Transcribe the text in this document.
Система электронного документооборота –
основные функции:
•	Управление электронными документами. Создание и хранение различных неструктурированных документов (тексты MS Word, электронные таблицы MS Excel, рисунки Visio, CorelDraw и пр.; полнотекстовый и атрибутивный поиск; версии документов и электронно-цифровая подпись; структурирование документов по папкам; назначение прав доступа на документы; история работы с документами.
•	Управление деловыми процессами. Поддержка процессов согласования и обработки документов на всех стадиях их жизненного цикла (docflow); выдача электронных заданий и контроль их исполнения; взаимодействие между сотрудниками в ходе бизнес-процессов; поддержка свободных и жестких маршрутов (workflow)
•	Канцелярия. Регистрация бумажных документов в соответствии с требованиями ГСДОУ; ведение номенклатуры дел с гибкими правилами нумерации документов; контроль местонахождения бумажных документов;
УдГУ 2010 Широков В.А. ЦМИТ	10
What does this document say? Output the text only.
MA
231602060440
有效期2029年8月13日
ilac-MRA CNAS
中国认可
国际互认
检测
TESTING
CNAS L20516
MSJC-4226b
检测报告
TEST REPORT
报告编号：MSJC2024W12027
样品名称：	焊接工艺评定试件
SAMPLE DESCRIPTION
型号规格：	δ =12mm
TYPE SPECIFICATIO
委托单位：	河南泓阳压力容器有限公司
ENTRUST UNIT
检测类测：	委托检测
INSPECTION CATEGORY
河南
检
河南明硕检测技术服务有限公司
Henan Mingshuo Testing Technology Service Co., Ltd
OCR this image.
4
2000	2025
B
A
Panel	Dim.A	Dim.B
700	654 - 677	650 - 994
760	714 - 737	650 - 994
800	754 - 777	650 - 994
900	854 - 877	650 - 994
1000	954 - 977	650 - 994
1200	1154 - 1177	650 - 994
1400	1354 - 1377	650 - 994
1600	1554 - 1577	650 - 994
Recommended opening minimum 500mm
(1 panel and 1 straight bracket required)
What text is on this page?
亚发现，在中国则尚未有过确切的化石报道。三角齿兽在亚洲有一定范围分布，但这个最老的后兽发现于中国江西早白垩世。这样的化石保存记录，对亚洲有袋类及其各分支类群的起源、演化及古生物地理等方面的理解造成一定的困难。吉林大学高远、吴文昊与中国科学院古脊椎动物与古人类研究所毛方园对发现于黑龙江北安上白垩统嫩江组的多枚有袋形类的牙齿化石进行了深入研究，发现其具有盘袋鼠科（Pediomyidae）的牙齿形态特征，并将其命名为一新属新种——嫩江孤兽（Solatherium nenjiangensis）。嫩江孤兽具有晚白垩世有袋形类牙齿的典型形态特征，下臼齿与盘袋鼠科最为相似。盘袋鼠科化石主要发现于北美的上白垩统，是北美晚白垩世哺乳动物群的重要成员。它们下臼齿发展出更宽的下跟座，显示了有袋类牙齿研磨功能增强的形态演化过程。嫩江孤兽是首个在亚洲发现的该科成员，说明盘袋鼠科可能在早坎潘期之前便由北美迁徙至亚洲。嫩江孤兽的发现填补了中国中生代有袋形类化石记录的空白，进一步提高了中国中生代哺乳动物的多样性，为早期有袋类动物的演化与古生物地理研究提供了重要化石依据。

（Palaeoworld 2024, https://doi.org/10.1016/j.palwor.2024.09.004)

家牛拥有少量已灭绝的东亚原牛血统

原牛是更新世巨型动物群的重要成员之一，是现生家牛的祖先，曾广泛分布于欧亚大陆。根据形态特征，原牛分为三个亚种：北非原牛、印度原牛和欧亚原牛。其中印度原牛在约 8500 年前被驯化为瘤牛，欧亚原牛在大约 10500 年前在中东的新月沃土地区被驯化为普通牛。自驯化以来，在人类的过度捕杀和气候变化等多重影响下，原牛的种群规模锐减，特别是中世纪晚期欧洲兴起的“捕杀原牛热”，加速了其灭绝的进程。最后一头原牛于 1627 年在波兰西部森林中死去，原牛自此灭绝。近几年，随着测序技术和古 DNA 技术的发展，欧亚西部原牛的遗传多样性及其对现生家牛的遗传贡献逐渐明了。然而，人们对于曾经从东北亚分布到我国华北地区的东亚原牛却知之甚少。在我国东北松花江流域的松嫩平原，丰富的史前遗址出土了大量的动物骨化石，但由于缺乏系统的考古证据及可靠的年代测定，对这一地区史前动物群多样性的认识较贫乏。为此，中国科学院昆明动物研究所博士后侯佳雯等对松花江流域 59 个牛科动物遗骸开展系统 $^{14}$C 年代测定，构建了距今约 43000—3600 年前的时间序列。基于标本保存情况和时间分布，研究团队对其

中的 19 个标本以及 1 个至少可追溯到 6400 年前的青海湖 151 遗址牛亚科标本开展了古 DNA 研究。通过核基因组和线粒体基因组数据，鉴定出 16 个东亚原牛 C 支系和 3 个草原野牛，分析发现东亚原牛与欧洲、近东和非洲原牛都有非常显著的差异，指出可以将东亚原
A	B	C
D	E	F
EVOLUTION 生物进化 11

= = = = = = =

THE PROBLEM>
Return every line holding the word "What" from the records.

RESULT OF THIS EXERCISE>
What does this document say? Output the text only.
What text is on this page?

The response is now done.